**Directive**
Sort through the data and copy the lines holding the word "Fruct".

**Record extracts**
§ §

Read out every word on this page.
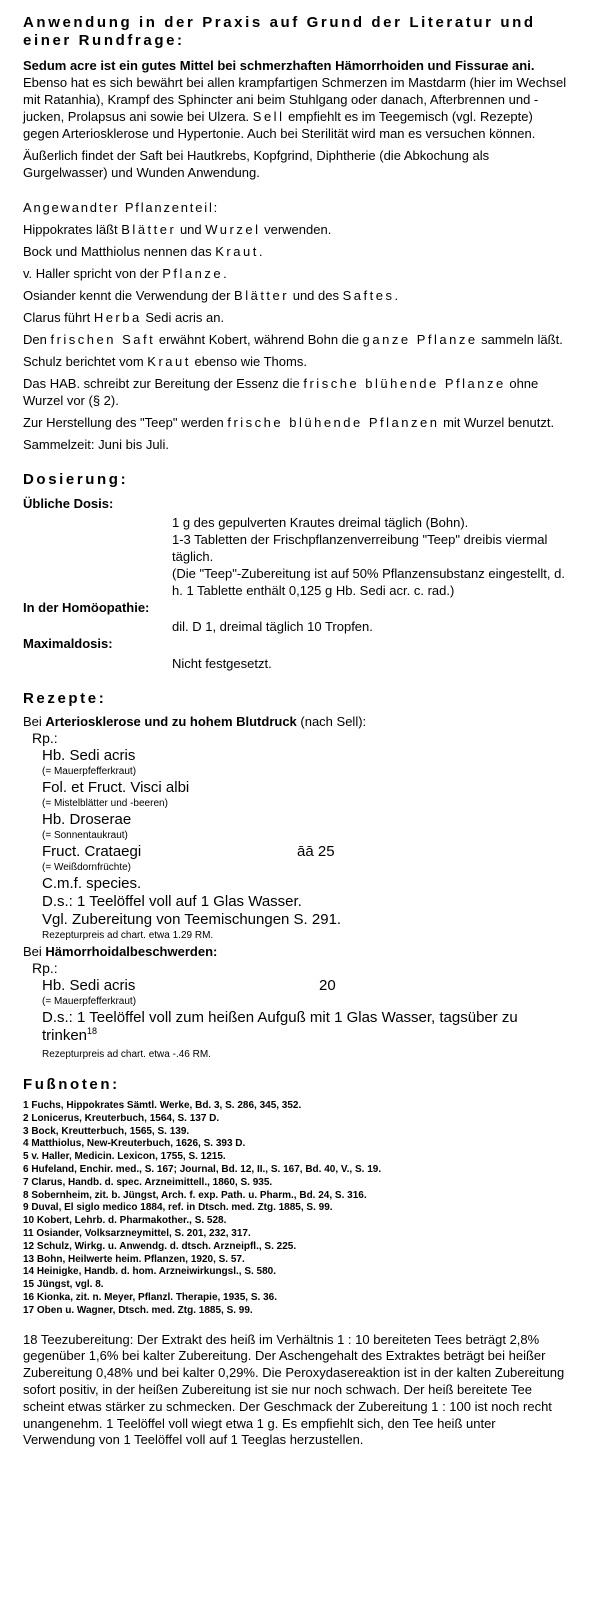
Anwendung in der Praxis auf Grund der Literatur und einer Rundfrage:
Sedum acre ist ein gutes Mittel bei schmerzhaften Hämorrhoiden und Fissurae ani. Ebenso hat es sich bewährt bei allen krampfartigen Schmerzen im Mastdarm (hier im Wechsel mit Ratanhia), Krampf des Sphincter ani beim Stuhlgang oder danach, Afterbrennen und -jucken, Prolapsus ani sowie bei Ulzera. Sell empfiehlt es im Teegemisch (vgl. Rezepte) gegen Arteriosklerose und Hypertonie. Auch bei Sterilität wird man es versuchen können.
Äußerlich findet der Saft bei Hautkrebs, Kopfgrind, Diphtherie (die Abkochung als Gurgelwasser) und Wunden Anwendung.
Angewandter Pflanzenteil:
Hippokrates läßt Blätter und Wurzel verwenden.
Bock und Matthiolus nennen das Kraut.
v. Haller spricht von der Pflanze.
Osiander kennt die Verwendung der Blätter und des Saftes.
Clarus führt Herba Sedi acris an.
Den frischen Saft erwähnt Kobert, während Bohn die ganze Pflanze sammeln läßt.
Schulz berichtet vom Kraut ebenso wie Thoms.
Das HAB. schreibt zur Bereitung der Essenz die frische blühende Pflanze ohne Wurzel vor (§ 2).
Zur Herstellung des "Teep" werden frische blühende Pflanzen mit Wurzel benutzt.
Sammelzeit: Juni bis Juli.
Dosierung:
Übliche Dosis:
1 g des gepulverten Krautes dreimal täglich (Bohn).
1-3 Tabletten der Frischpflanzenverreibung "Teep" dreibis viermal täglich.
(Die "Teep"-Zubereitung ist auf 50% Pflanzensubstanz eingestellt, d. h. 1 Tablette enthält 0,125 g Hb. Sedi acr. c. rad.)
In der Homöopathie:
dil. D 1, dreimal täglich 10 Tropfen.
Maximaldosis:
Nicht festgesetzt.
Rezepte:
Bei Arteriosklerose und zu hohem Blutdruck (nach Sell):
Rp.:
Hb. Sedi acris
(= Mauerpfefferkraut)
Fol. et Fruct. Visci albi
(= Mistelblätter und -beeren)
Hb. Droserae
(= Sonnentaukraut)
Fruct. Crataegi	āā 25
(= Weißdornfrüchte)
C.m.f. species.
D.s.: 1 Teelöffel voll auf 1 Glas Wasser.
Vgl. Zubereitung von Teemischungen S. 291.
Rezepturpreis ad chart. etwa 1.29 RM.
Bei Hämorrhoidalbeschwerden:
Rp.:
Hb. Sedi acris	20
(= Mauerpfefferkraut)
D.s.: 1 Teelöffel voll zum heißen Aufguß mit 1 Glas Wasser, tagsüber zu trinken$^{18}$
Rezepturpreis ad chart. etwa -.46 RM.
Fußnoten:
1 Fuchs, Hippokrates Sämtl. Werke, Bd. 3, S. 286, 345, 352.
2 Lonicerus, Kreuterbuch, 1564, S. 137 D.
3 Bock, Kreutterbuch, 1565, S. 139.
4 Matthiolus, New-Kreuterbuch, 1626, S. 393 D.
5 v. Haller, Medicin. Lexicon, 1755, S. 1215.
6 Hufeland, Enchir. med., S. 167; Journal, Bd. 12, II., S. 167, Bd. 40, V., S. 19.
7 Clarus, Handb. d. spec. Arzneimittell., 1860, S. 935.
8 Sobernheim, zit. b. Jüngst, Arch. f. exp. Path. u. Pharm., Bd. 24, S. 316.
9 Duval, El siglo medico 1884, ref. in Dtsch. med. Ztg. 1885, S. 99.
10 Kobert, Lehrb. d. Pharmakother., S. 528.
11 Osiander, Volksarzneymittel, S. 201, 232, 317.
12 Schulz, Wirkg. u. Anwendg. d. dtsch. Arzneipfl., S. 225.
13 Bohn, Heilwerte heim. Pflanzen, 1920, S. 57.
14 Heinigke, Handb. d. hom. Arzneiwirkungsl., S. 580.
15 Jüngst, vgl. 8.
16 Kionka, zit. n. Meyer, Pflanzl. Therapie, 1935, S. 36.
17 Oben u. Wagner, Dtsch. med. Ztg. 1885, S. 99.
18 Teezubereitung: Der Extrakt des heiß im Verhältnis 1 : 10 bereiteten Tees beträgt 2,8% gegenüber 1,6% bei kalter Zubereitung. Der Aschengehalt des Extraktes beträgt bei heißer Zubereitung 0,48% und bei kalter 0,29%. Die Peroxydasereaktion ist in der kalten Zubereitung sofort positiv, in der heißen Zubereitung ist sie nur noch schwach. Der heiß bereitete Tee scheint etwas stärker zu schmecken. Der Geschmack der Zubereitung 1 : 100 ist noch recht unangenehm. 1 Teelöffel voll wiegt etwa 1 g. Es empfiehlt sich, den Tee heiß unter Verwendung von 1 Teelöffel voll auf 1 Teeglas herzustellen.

§ §

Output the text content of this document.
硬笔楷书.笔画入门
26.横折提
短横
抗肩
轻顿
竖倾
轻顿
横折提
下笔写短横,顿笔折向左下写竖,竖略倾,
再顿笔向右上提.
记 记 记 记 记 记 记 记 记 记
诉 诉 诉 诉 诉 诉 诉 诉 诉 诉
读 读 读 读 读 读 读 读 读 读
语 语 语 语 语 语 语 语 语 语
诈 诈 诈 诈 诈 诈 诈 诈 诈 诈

§ §

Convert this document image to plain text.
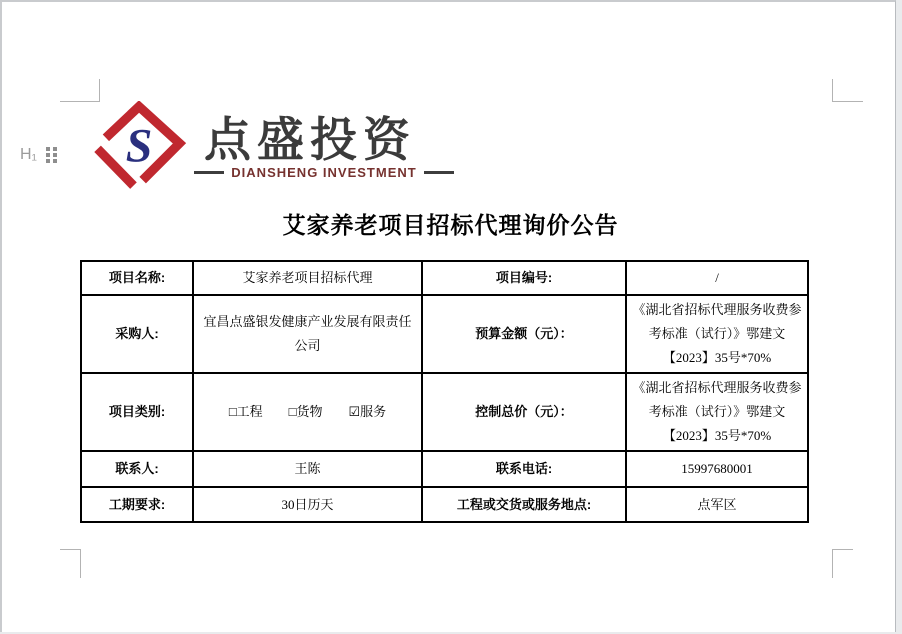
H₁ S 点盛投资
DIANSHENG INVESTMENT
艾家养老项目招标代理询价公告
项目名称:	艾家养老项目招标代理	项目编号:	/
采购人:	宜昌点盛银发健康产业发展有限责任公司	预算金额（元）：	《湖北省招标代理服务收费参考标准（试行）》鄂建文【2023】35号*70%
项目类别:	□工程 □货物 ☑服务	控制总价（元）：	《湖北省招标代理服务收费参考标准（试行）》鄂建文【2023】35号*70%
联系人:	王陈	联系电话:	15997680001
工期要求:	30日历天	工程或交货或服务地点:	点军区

§ §

**Worked solution**
Fol. et Fruct. Visci albi
Fruct. Crataegi	āā 25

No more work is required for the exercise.